Show all lines holding "Having".

[begin Data listing]

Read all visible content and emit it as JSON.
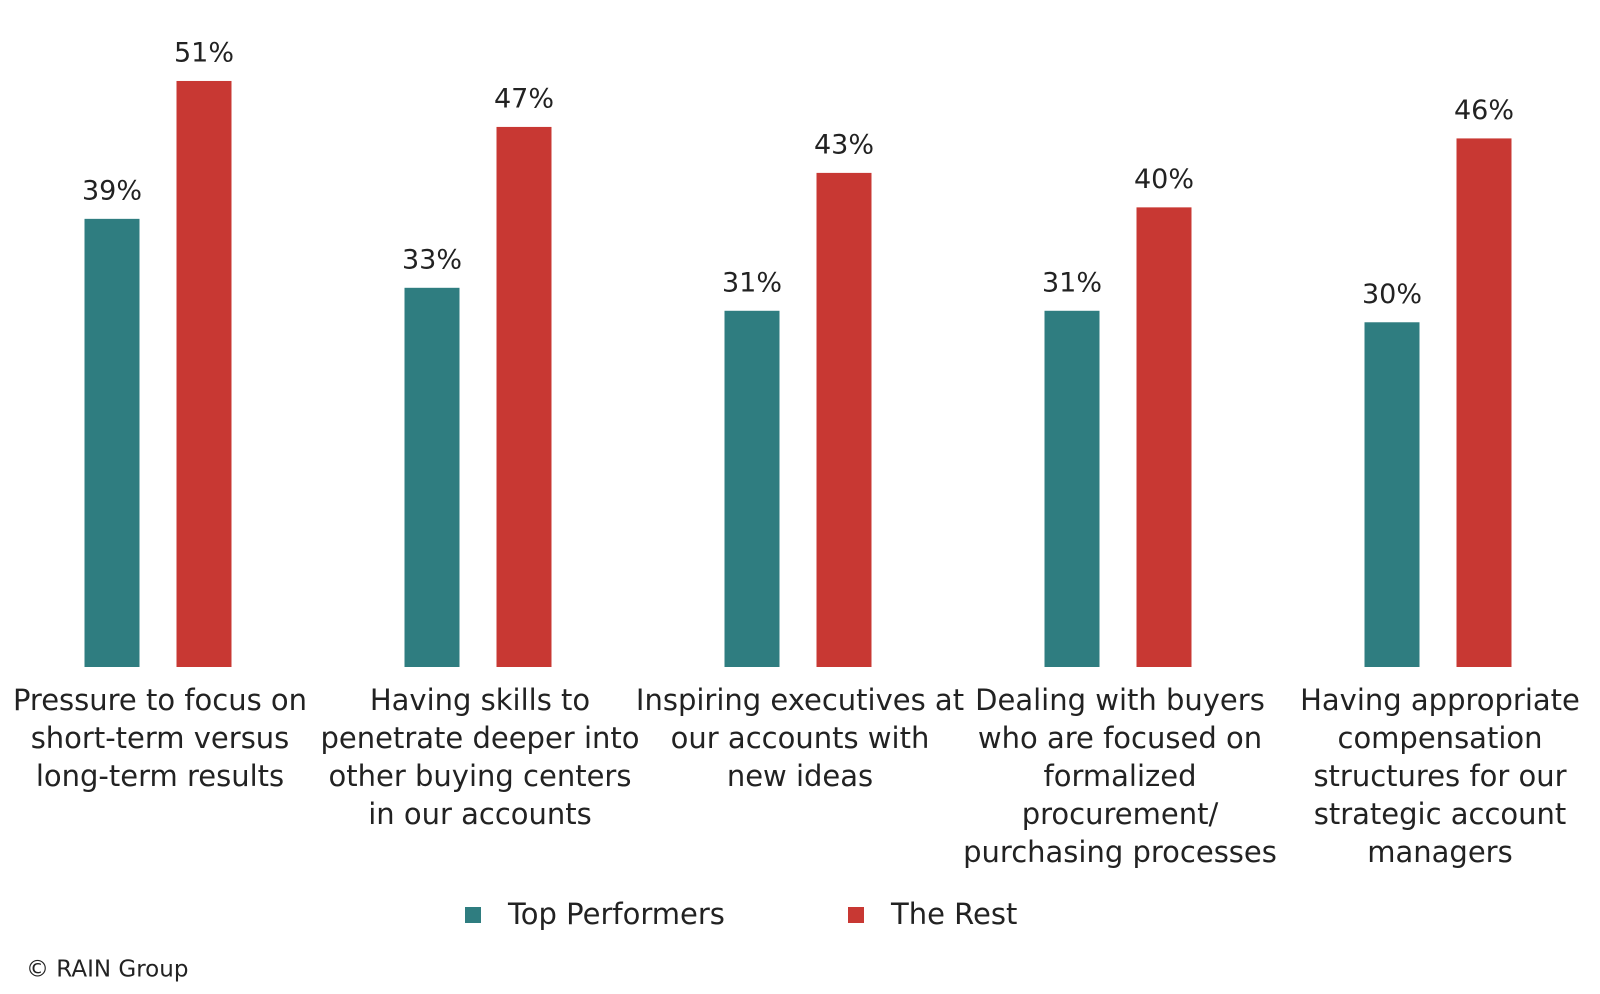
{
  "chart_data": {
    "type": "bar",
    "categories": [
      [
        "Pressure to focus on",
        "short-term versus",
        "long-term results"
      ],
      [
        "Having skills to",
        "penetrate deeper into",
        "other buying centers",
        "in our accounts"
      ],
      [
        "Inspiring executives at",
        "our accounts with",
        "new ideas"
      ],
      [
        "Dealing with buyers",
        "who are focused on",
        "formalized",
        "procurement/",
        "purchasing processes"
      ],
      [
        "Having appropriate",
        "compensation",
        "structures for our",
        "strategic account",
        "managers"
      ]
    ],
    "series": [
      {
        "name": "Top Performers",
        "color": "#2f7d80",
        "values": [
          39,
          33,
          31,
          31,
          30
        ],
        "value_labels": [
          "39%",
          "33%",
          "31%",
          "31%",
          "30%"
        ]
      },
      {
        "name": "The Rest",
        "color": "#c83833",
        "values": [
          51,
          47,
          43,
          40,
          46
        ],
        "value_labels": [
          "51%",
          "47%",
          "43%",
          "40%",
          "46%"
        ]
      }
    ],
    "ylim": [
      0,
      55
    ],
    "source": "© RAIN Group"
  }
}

[end Data listing]

_Written answer:_
        "Having skills to",
        "Having appropriate",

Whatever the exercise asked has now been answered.